理解度チェック:
(1) 粉瘤の手術についての文章のうち、「確かに有用な方法です。」から「粉瘤が赤く腫れて痛くなった時です。」までの部分(両端を含む)を、「論文」を「報告」に置き換えて書き直してください。
(2) 粉瘤の手術についての文章の最後の文に続けて、その先を書き進めてください。

抽出テキスト:
感染のある場合、それが軽い場合は、抗生剤や抗炎症剤の投与で鎮静化させてから摘出します。感染が高度の場合は、一度、切開・排膿して開放治療(軟膏治療)を行い、傷が落ち着いた後、期間を置いて摘出します。しかし、感染のない場合に比べて治療期間が長くなり、キズ跡も劣ります。
■ ■
形成外科学会HPに書いてある方法がふつうの手術法です。
ネットで調べると、
粉瘤のへそと呼ばれる、
開口部周囲を小さく切開して、
キズを目立たせなく摘出する方法を書いたクリニックがあります。
確かに有用な方法です。
私が、
粉瘤の手術ふんりゅうの手術に書いた、
手術用顕微鏡を使ってする手術もその一つの方法です。
昔、慶応大学医学部形成外科の先生が発表された論文にあります。
■ ■
気を付けなければいけないのが、
小さな切開で摘出できるのは、
硬くてころころした粉瘤だけです。
大部分の人が、
こりゃ~
手術しないとダメだなぁ~
…と覚悟するのは、
粉瘤が赤く腫れて痛くなった時です。
■ ■
この時には、
粉瘤の嚢腫のうしゅの壁が一部とけてしまっています。
完全に摘出できない可能性があります。
袋が破れた粉瘤を、
小さな切開で完全に摘出するのは、
きわめて困難なことがあります。
病理検査に出しても、
粉瘤という病理診断が難しいことがあります。
■ ■
粉瘤が、
できやすい人がいます。
一度、粉瘤ができた人は、
顔を洗う時などに、
ころころとしたしこりがないか?
よく注意して触ってください。
ころころがあったら、
早目に手術でころころを取ってもらってください。
小さくて、
硬い粉瘤は
傷あとを目立たせずに摘出することができます。
粉瘤も早期発見早期治療です。
“粉瘤(ふんりゅう)の手術2017③”へのコメント
コメントをどうぞ
粉瘤の手術をしていただきましたが、背骨は真ん中を切りますが、粉瘤は背中の右下にあったのでしっかり傷は残っています。軽く考えていた私は皮膚科の先生に巻き爪と背部の粉瘤を一度に取ってくださいとお願いしたのですが、全身麻酔にして欲しかったです。痛くて汗びっしょりでした。暑いのになんであんな厚いシートみたいな物をかぶせられるんでしょうか?汗でびっしょりでした。
【札幌美容形成外科@本間賢一です】
コメントをいただきありがとうございます。手術時には滅菌した被布おいふと呼ぶシートをかけます。昔は布製でしたが今は使い捨ての不織布を使う病院もあります。不織布には水を通さない防水シートのようになっているものがあり通気性もなく暑いです。札幌美容形成外科では昔ながらの布製です。それでも暑いです。粉瘤と巻き爪を全身麻酔で手術は(おそらく)保険で査定されるので無理だと思います。

コレクションから抜粋した記録
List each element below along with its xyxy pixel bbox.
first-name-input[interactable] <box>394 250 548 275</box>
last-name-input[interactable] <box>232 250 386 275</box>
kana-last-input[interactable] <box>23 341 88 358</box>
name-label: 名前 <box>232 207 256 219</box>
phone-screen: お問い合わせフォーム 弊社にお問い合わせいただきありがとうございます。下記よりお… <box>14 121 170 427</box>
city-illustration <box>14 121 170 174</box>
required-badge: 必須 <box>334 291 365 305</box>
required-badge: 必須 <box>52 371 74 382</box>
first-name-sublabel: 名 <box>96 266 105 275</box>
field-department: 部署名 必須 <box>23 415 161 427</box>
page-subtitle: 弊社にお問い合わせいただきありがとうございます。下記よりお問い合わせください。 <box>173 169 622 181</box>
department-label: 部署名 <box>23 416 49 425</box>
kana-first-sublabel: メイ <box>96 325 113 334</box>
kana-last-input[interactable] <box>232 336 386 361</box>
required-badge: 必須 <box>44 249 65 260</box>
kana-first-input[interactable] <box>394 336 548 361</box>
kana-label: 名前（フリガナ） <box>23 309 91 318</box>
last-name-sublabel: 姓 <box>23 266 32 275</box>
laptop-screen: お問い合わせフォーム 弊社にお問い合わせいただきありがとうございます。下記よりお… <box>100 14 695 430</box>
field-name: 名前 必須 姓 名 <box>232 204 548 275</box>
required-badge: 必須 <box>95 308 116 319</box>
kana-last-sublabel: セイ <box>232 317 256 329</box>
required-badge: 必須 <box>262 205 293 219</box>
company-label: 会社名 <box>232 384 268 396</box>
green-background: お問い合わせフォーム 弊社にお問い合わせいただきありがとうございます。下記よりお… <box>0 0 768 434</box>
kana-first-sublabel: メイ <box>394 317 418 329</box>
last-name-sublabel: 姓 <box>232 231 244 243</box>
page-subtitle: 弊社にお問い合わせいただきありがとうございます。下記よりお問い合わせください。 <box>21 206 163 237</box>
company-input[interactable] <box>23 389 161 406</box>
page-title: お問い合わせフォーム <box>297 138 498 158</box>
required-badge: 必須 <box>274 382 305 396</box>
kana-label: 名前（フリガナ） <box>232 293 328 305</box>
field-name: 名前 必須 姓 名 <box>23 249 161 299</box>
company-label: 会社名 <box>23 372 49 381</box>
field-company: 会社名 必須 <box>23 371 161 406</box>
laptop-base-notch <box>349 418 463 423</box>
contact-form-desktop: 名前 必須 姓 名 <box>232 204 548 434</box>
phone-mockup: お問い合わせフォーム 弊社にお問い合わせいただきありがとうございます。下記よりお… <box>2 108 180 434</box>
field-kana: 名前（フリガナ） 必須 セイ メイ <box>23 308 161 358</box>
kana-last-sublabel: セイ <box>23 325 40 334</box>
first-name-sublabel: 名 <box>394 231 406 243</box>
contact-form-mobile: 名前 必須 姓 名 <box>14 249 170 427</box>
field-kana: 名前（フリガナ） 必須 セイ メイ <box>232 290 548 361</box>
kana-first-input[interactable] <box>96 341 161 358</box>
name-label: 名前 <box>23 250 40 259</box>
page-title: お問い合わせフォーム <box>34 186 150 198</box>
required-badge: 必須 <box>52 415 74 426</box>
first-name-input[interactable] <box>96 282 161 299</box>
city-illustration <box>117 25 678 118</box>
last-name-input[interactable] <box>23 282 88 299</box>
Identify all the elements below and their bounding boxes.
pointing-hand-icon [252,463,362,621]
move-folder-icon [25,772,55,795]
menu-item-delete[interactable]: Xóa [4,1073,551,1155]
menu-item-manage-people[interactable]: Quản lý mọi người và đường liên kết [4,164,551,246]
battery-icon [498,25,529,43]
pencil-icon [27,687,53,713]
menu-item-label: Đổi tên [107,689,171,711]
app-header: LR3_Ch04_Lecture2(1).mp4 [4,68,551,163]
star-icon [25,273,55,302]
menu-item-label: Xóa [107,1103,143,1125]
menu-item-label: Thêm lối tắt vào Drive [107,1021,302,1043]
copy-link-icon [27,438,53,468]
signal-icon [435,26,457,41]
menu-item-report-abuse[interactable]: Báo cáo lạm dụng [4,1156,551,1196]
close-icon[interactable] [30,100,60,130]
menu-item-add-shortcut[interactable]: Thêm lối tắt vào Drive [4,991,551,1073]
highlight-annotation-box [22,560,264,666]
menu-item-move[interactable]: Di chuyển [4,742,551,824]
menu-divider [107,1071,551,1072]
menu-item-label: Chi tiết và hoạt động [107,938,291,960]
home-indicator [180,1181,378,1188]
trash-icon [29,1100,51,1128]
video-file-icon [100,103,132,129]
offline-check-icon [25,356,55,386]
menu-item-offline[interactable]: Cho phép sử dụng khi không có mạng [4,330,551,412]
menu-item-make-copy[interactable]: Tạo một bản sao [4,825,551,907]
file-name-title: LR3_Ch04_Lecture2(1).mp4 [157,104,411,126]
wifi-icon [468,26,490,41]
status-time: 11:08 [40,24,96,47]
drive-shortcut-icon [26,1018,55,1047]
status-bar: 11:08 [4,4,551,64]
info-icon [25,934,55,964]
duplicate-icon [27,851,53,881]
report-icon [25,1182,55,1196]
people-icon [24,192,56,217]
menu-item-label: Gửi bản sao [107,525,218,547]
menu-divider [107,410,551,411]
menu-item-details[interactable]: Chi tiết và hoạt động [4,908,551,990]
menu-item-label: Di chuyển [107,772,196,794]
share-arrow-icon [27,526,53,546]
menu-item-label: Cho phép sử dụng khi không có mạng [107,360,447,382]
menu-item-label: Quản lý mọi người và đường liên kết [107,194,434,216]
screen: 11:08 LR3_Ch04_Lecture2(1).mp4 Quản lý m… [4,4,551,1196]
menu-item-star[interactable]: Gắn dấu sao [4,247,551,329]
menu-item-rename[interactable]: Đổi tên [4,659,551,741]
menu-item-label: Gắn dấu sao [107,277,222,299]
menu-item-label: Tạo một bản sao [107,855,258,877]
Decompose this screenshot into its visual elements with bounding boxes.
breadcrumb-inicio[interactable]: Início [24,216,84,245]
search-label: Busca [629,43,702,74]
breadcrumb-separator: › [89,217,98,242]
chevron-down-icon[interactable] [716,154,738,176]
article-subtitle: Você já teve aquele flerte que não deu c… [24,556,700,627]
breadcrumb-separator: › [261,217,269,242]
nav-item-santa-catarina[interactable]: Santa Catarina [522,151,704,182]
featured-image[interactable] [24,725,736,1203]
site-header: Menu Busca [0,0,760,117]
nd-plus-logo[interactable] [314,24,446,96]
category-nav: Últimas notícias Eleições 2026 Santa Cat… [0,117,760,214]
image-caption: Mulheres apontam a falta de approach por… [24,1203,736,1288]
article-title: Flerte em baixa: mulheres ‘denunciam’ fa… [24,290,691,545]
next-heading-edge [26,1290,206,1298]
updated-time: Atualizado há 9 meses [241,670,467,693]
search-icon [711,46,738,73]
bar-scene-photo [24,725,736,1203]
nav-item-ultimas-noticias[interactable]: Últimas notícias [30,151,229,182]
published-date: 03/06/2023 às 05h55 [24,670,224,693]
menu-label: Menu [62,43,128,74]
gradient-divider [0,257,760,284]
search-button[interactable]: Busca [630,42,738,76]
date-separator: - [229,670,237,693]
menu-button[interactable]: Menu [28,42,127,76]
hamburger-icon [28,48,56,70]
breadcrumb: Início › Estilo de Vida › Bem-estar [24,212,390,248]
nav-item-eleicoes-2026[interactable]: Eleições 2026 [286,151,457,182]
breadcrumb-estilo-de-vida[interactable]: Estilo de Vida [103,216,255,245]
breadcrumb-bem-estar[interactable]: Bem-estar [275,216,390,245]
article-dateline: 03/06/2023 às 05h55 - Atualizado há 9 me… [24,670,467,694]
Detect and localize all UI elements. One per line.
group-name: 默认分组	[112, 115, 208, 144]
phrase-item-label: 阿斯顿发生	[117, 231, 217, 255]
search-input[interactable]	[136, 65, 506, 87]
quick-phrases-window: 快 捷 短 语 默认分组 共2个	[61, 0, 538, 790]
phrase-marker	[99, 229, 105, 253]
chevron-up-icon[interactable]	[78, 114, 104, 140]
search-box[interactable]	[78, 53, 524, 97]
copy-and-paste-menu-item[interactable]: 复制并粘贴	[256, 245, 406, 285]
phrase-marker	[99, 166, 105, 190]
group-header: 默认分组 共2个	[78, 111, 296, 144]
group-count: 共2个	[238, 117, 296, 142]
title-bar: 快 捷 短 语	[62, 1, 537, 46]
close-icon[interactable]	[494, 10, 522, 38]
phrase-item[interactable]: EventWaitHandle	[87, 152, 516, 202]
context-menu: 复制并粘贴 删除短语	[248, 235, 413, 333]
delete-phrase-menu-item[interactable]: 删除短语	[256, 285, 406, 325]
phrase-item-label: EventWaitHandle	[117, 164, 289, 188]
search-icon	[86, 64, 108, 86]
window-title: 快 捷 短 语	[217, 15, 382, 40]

各課題の解答:
(1)
確かに有用な方法です。
私が、
粉瘤の手術ふんりゅうの手術に書いた、
手術用顕微鏡を使ってする手術もその一つの方法です。
昔、慶応大学医学部形成外科の先生が発表された報告にあります。
■ ■
気を付けなければいけないのが、
小さな切開で摘出できるのは、
硬くてころころした粉瘤だけです。
大部分の人が、
こりゃ~
手術しないとダメだなぁ~
…と覚悟するのは、
粉瘤が赤く腫れて痛くなった時です。

(2)
思えば父が通所してる
デイサービスの利用者さんに
顔に粉瘤と思われるものが出来たのでは?
と思われる方がいらっしゃいます。
ケアマネさんはイボだと言ってましたが
以前より大きくなってましたので
どうなのか、わかりません。
私なら取ってもらいますが
高齢な方なので気にしてないのかもしれません。
早期発見に努めます。
今日もありがたい知識でした。
ありがとうございました。
【札幌美容形成外科@本間賢一です】
コメントをいただきありがとうございます。高齢者でも感染すると大変なのでよほど全身状態が悪くなければ手術するのがいいです。血液さらさらの薬を内服していると大変なことがあります。
どのような病気でも早期に発見、治療が
大切なんですね。そのうちに治るだろうの
考えが後に大変な事になったら怖いと
改めて思います。
高校生の息子の顔にニキビが多く、
もしかしたら粉瘤の可能性もあるのかと
気になっています。
今度、皮膚科を受診させようかと思います。
今日も院長日記ありがとうございました。
【札幌美容形成外科@本間賢一です】
コメントをいただきありがとうございます。高校生のご子息の顔にあるのはおそらく粉瘤ではないと思います。膿疱性座瘡のうほうせいざそうだと思います。皮膚科を受診なさって診察を受けてください。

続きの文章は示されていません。